== Data for this exercise ==

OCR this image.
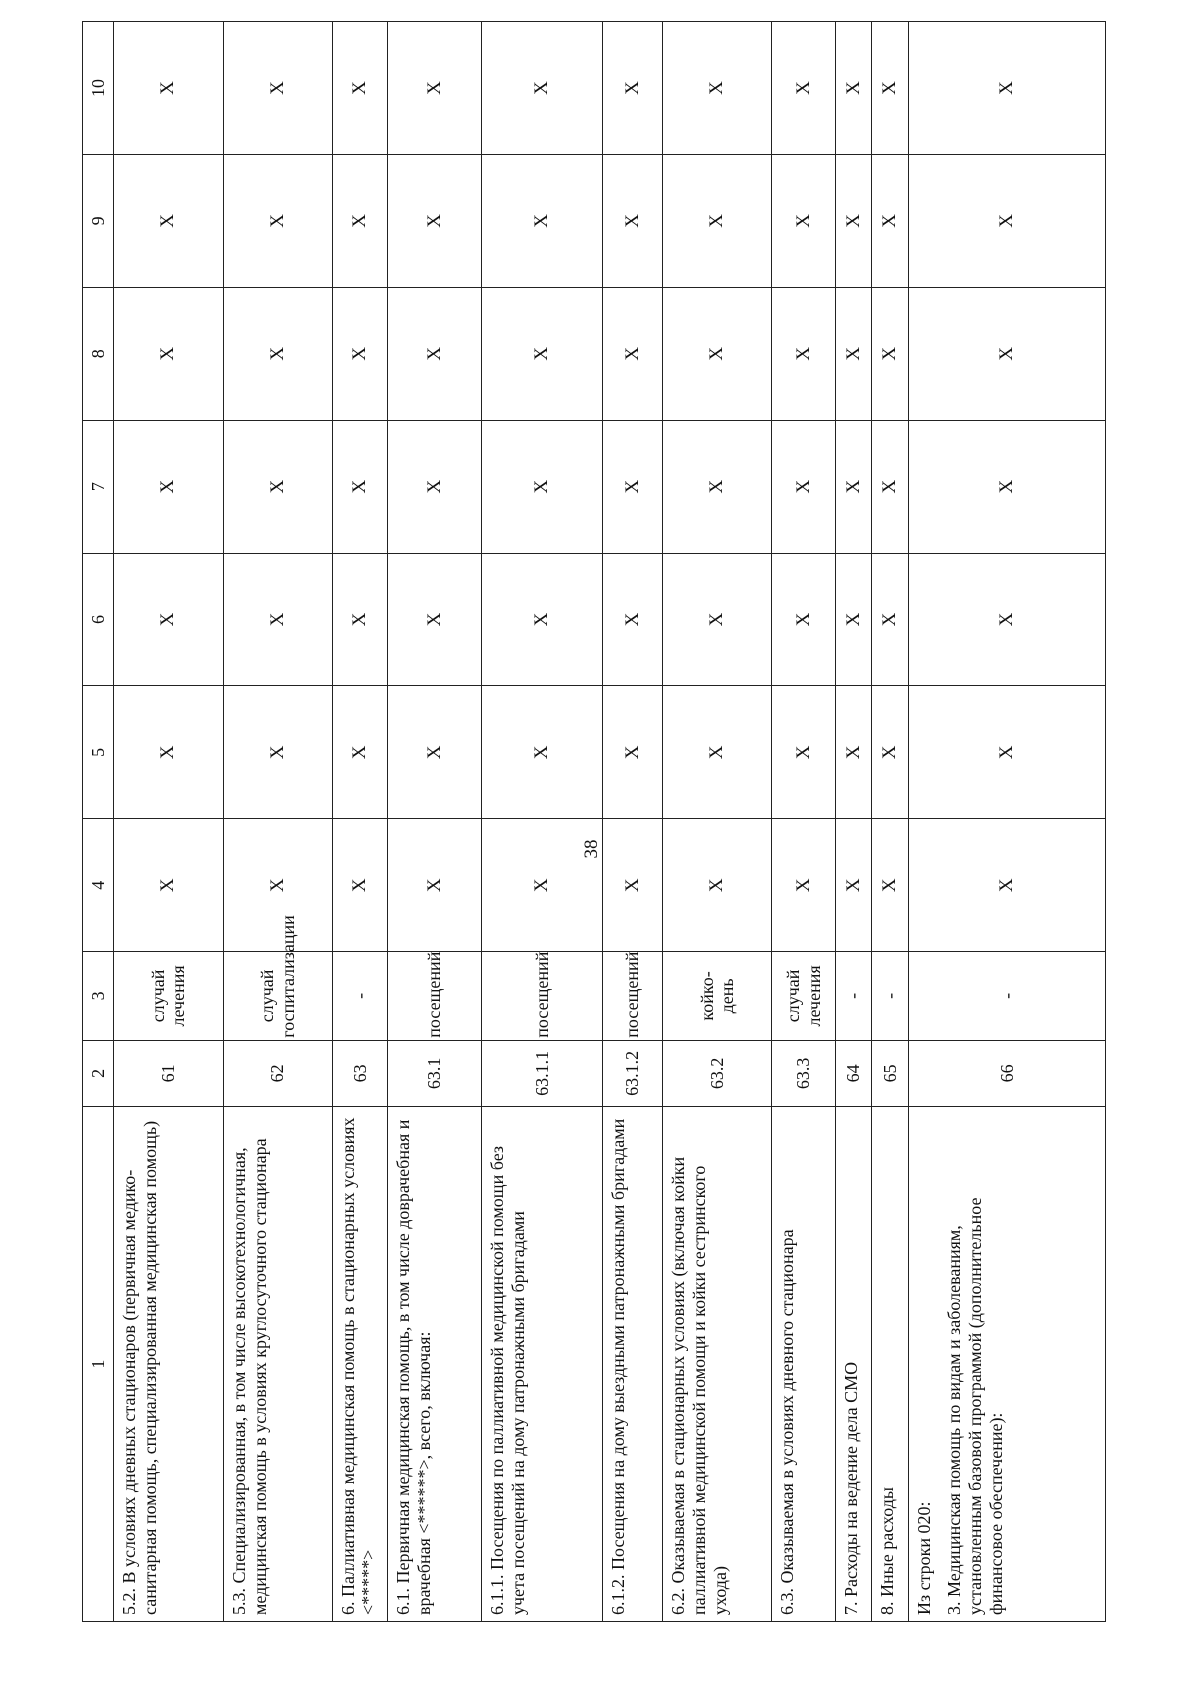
38
1	2	3	4	5	6	7	8	9	10
5.2. В условиях дневных стационаров (первичная медико-санитарная помощь, специализированная медицинская помощь)	61	случай лечения	X	X	X	X	X	X	X
5.3. Специализированная, в том числе высокотехнологичная, медицинская помощь в условиях круглосуточного стационара	62	случай госпитализации	X	X	X	X	X	X	X
6. Паллиативная медицинская помощь в стационарных условиях <*****>	63	-	X	X	X	X	X	X	X
6.1. Первичная медицинская помощь, в том числе доврачебная и врачебная <******>, всего, включая:	63.1	посещений	X	X	X	X	X	X	X
6.1.1. Посещения по паллиативной медицинской помощи без учета посещений на дому патронажными бригадами	63.1.1	посещений	X	X	X	X	X	X	X
6.1.2. Посещения на дому выездными патронажными бригадами	63.1.2	посещений	X	X	X	X	X	X	X
6.2. Оказываемая в стационарных условиях (включая койки паллиативной медицинской помощи и койки сестринского ухода)	63.2	койко-день	X	X	X	X	X	X	X
6.3. Оказываемая в условиях дневного стационара	63.3	случай лечения	X	X	X	X	X	X	X
7. Расходы на ведение дела СМО	64	-	X	X	X	X	X	X	X
8. Иные расходы	65	-	X	X	X	X	X	X	X

Из строки 020: 3. Медицинская помощь по видам и заболеваниям, установленным базовой программой (дополнительное финансовое обеспечение):	66	-	X	X	X	X	X	X	X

== Written task ==
Repeat each entry exactly as given; no pictures belong in the copy.

== The output ==
OCR this image.
38
1	2	3	4	5	6	7	8	9	10
5.2. В условиях дневных стационаров (первичная медико-санитарная помощь, специализированная медицинская помощь)	61	случай лечения	X	X	X	X	X	X	X
5.3. Специализированная, в том числе высокотехнологичная, медицинская помощь в условиях круглосуточного стационара	62	случай госпитализации	X	X	X	X	X	X	X
6. Паллиативная медицинская помощь в стационарных условиях <*****>	63	-	X	X	X	X	X	X	X
6.1. Первичная медицинская помощь, в том числе доврачебная и врачебная <******>, всего, включая:	63.1	посещений	X	X	X	X	X	X	X
6.1.1. Посещения по паллиативной медицинской помощи без учета посещений на дому патронажными бригадами	63.1.1	посещений	X	X	X	X	X	X	X
6.1.2. Посещения на дому выездными патронажными бригадами	63.1.2	посещений	X	X	X	X	X	X	X
6.2. Оказываемая в стационарных условиях (включая койки паллиативной медицинской помощи и койки сестринского ухода)	63.2	койко-день	X	X	X	X	X	X	X
6.3. Оказываемая в условиях дневного стационара	63.3	случай лечения	X	X	X	X	X	X	X
7. Расходы на ведение дела СМО	64	-	X	X	X	X	X	X	X
8. Иные расходы	65	-	X	X	X	X	X	X	X

Из строки 020: 3. Медицинская помощь по видам и заболеваниям, установленным базовой программой (дополнительное финансовое обеспечение):	66	-	X	X	X	X	X	X	X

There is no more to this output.